(What is expected) For the material that follows, list every line containing the word "Negativo".

━━━ Information provided

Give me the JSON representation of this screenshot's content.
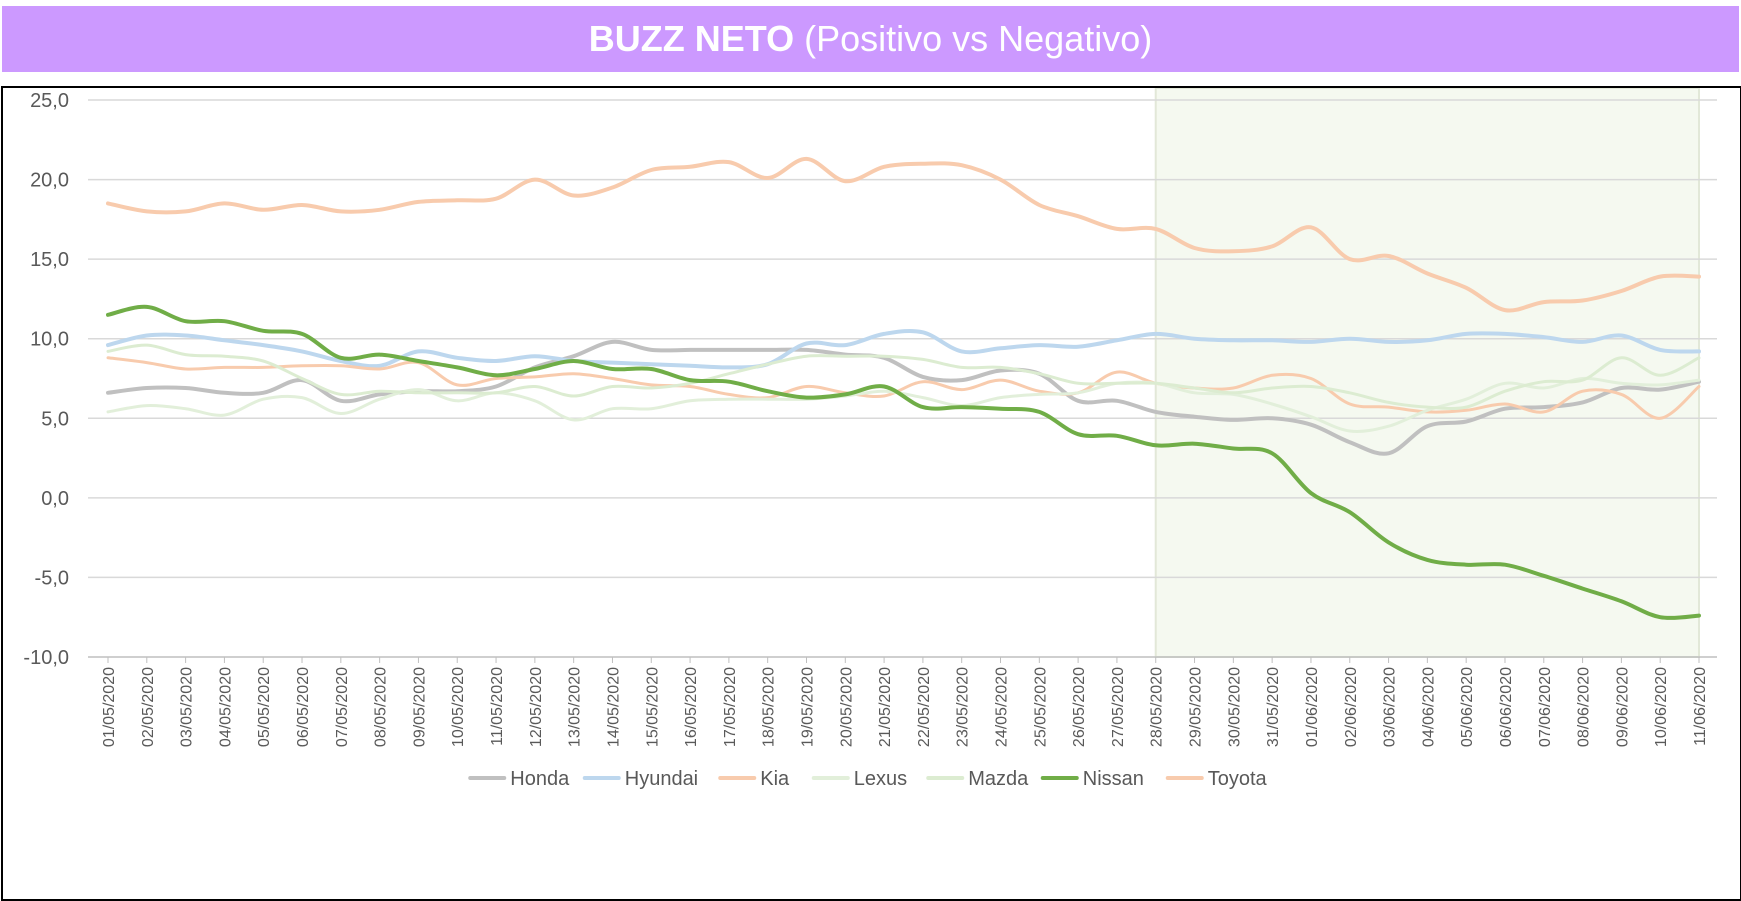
{
  "banner": {
    "title_bold": "BUZZ NETO",
    "title_rest": "(Positivo vs Negativo)",
    "background": "#cc99ff"
  },
  "chart_data": {
    "type": "line",
    "title": "BUZZ NETO (Positivo vs Negativo)",
    "xlabel": "",
    "ylabel": "",
    "ylim": [
      -10,
      25
    ],
    "y_ticks": [
      "25,0",
      "20,0",
      "15,0",
      "10,0",
      "5,0",
      "0,0",
      "-5,0",
      "-10,0"
    ],
    "y_tick_values": [
      25,
      20,
      15,
      10,
      5,
      0,
      -5,
      -10
    ],
    "grid": true,
    "legend": "bottom",
    "highlight_range": {
      "from": "28/05/2020",
      "to": "11/06/2020",
      "color": "#f5f9f0"
    },
    "x": [
      "01/05/2020",
      "02/05/2020",
      "03/05/2020",
      "04/05/2020",
      "05/05/2020",
      "06/05/2020",
      "07/05/2020",
      "08/05/2020",
      "09/05/2020",
      "10/05/2020",
      "11/05/2020",
      "12/05/2020",
      "13/05/2020",
      "14/05/2020",
      "15/05/2020",
      "16/05/2020",
      "17/05/2020",
      "18/05/2020",
      "19/05/2020",
      "20/05/2020",
      "21/05/2020",
      "22/05/2020",
      "23/05/2020",
      "24/05/2020",
      "25/05/2020",
      "26/05/2020",
      "27/05/2020",
      "28/05/2020",
      "29/05/2020",
      "30/05/2020",
      "31/05/2020",
      "01/06/2020",
      "02/06/2020",
      "03/06/2020",
      "04/06/2020",
      "05/06/2020",
      "06/06/2020",
      "07/06/2020",
      "08/06/2020",
      "09/06/2020",
      "10/06/2020",
      "11/06/2020"
    ],
    "series": [
      {
        "name": "Honda",
        "color": "#c0c0c0",
        "width": 4,
        "values": [
          6.6,
          6.9,
          6.9,
          6.6,
          6.6,
          7.4,
          6.1,
          6.5,
          6.7,
          6.7,
          7.0,
          8.2,
          8.9,
          9.8,
          9.3,
          9.3,
          9.3,
          9.3,
          9.3,
          9.0,
          8.8,
          7.6,
          7.4,
          8.0,
          7.8,
          6.1,
          6.1,
          5.4,
          5.1,
          4.9,
          5.0,
          4.6,
          3.5,
          2.8,
          4.5,
          4.8,
          5.6,
          5.7,
          6.0,
          6.9,
          6.8,
          7.3
        ]
      },
      {
        "name": "Hyundai",
        "color": "#bdd7ee",
        "width": 4,
        "values": [
          9.6,
          10.2,
          10.2,
          9.9,
          9.6,
          9.2,
          8.6,
          8.3,
          9.2,
          8.8,
          8.6,
          8.9,
          8.6,
          8.5,
          8.4,
          8.3,
          8.2,
          8.4,
          9.7,
          9.6,
          10.3,
          10.4,
          9.2,
          9.4,
          9.6,
          9.5,
          9.9,
          10.3,
          10.0,
          9.9,
          9.9,
          9.8,
          10.0,
          9.8,
          9.9,
          10.3,
          10.3,
          10.1,
          9.8,
          10.2,
          9.3,
          9.2
        ]
      },
      {
        "name": "Kia",
        "color": "#f8cbad",
        "width": 3,
        "values": [
          8.8,
          8.5,
          8.1,
          8.2,
          8.2,
          8.3,
          8.3,
          8.1,
          8.5,
          7.1,
          7.5,
          7.6,
          7.8,
          7.5,
          7.1,
          7.0,
          6.5,
          6.3,
          7.0,
          6.6,
          6.4,
          7.3,
          6.8,
          7.4,
          6.7,
          6.6,
          7.9,
          7.2,
          6.9,
          6.9,
          7.7,
          7.5,
          5.9,
          5.7,
          5.4,
          5.5,
          5.9,
          5.4,
          6.7,
          6.5,
          5.0,
          7.0
        ]
      },
      {
        "name": "Lexus",
        "color": "#e2efda",
        "width": 3,
        "values": [
          5.4,
          5.8,
          5.6,
          5.2,
          6.2,
          6.3,
          5.3,
          6.2,
          6.8,
          6.1,
          6.6,
          6.1,
          4.9,
          5.6,
          5.6,
          6.1,
          6.2,
          6.2,
          6.2,
          6.4,
          6.7,
          6.3,
          5.8,
          6.3,
          6.5,
          6.6,
          7.2,
          7.2,
          6.6,
          6.5,
          5.9,
          5.1,
          4.2,
          4.5,
          5.5,
          6.2,
          7.2,
          6.9,
          7.5,
          7.2,
          7.1,
          7.4
        ]
      },
      {
        "name": "Mazda",
        "color": "#dcecd1",
        "width": 3,
        "values": [
          9.2,
          9.6,
          9.0,
          8.9,
          8.6,
          7.5,
          6.5,
          6.7,
          6.6,
          6.6,
          6.6,
          7.0,
          6.4,
          7.0,
          6.9,
          7.2,
          7.8,
          8.4,
          8.9,
          8.9,
          8.9,
          8.7,
          8.2,
          8.2,
          7.8,
          7.2,
          7.2,
          7.2,
          6.9,
          6.6,
          6.9,
          7.0,
          6.6,
          6.0,
          5.7,
          5.7,
          6.7,
          7.3,
          7.4,
          8.8,
          7.7,
          8.8
        ]
      },
      {
        "name": "Nissan",
        "color": "#70ad47",
        "width": 4,
        "values": [
          11.5,
          12.0,
          11.1,
          11.1,
          10.5,
          10.3,
          8.8,
          9.0,
          8.6,
          8.2,
          7.7,
          8.1,
          8.6,
          8.1,
          8.1,
          7.4,
          7.3,
          6.7,
          6.3,
          6.5,
          7.0,
          5.7,
          5.7,
          5.6,
          5.4,
          4.0,
          3.9,
          3.3,
          3.4,
          3.1,
          2.8,
          0.3,
          -0.9,
          -2.8,
          -3.9,
          -4.2,
          -4.2,
          -4.9,
          -5.7,
          -6.5,
          -7.5,
          -7.4
        ]
      },
      {
        "name": "Toyota",
        "color": "#f8cbad",
        "width": 4,
        "values": [
          18.5,
          18.0,
          18.0,
          18.5,
          18.1,
          18.4,
          18.0,
          18.1,
          18.6,
          18.7,
          18.8,
          20.0,
          19.0,
          19.5,
          20.6,
          20.8,
          21.1,
          20.1,
          21.3,
          19.9,
          20.8,
          21.0,
          20.9,
          20.0,
          18.4,
          17.7,
          16.9,
          16.9,
          15.7,
          15.5,
          15.8,
          17.0,
          15.0,
          15.2,
          14.1,
          13.2,
          11.8,
          12.3,
          12.4,
          13.0,
          13.9,
          13.9
        ]
      }
    ]
  }
}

━━━━━━

(Exercise result)
    "title_rest": "(Positivo vs Negativo)",
    "title": "BUZZ NETO (Positivo vs Negativo)",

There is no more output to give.